> [Page]:
That is why provisions that enable electronic fiscal systems and the deployment of technology matter. They are the bridge between “tax laws” and “tax revenue.”
Digitisation also enables fairness. When compliance is automated, enforcement can be consistent; when enforcement is consistent, citizens are more willing to comply. This is how you build tax morale: not through fear, but through predictability.
7. Harmonisation strengthens federalism; it does not weaken it
There is a misconception that simplifying the tax system somehow “takes away” from subnational governments. The opposite is often true.
Multiplicity does not strengthen states and local governments; it weakens them by making compliance chaotic and by pushing taxpayers into informality. A harmonised system clarifies jurisdiction, reduces conflict between agencies, and allows each tier of government to focus on a smaller set of productive taxes that it can administer well.
Effective federalism is not defined by how many separate collectors can harass the same citizen. It is defined by clear responsibilities, transparent revenue sharing, and accountable delivery of services.

> [Raw data]:
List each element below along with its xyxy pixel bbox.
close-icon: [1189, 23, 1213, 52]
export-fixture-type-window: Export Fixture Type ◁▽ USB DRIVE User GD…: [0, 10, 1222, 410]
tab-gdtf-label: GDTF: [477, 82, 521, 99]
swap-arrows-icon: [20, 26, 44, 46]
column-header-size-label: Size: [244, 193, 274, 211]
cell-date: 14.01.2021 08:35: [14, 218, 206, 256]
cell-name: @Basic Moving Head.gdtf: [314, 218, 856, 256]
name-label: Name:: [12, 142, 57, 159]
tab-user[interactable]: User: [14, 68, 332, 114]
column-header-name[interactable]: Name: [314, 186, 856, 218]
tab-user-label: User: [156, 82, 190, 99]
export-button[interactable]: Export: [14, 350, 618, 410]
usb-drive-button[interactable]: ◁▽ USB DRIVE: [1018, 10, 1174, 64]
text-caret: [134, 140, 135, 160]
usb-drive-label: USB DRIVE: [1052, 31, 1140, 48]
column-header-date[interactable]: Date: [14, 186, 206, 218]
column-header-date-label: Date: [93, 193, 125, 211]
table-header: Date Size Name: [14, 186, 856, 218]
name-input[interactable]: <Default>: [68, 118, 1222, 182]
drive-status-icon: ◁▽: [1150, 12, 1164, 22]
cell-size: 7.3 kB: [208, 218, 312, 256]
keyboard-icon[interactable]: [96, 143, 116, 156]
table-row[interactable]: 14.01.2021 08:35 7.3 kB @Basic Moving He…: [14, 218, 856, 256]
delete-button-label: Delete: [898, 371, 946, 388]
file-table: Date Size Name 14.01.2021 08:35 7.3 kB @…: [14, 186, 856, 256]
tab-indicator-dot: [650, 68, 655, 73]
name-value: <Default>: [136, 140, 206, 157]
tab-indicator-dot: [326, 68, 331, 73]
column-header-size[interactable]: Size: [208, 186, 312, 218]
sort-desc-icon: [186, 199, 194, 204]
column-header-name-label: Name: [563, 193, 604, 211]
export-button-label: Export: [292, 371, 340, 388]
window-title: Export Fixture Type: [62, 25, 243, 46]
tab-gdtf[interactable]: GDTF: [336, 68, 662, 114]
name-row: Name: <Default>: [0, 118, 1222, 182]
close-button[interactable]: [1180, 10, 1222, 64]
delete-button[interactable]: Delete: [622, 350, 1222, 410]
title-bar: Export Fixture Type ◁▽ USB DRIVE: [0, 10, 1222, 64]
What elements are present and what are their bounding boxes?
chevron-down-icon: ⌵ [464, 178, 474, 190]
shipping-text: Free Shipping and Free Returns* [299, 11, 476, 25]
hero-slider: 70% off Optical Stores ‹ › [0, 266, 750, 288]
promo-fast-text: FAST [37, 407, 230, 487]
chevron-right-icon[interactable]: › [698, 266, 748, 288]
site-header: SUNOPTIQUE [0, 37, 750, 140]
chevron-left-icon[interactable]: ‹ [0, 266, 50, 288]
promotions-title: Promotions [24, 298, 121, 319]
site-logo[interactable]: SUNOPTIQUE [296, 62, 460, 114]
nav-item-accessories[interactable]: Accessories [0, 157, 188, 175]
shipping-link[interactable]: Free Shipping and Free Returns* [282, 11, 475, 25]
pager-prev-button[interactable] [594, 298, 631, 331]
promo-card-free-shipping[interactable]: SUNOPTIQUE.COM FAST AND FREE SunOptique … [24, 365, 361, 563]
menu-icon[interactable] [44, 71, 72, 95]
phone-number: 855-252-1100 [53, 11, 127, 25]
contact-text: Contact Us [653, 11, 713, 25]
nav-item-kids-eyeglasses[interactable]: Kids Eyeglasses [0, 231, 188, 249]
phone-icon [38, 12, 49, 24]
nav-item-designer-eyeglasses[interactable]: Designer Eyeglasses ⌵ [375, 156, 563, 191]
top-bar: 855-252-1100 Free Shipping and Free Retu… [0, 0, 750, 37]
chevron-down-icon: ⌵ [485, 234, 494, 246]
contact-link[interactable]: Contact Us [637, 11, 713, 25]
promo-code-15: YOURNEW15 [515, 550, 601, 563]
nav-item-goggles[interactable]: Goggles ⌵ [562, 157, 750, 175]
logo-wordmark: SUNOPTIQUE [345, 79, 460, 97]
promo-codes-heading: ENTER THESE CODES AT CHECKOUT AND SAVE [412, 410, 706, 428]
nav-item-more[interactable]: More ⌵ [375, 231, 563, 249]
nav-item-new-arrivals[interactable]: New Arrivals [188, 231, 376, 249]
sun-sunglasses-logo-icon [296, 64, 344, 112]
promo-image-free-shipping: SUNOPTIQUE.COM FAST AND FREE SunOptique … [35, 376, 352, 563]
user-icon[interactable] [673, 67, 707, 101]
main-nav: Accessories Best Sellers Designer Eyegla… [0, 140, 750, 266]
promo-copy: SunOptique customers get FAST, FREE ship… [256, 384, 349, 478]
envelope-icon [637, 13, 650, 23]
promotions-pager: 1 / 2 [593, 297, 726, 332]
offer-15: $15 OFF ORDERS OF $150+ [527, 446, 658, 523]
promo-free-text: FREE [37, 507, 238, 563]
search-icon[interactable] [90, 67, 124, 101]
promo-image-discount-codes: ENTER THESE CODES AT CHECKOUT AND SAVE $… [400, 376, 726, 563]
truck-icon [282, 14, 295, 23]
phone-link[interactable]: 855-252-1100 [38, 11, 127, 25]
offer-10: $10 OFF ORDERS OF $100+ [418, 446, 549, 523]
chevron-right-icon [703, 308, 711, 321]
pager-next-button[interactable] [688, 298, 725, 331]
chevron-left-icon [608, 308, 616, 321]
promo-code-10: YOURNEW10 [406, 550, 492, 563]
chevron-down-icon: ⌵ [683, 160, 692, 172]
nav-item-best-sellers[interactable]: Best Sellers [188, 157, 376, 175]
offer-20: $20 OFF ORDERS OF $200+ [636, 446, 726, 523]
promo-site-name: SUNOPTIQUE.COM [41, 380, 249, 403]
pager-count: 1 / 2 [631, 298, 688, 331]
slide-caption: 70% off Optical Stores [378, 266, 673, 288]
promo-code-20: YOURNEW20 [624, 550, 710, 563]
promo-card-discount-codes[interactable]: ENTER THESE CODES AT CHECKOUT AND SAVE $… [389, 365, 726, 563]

> [Problem statement]:
Answer these questions about the tax text:
(a) What do provisions enabling electronic fiscal systems serve as a bridge between?
(b) Through what, rather than fear, does the text say tax morale is built?
(c) By which three things is effective federalism defined?

> [Correct response]:
(a) "Tax laws" and "tax revenue."
(b) Predictability.
(c) Clear responsibilities, transparent revenue sharing, and accountable delivery of services.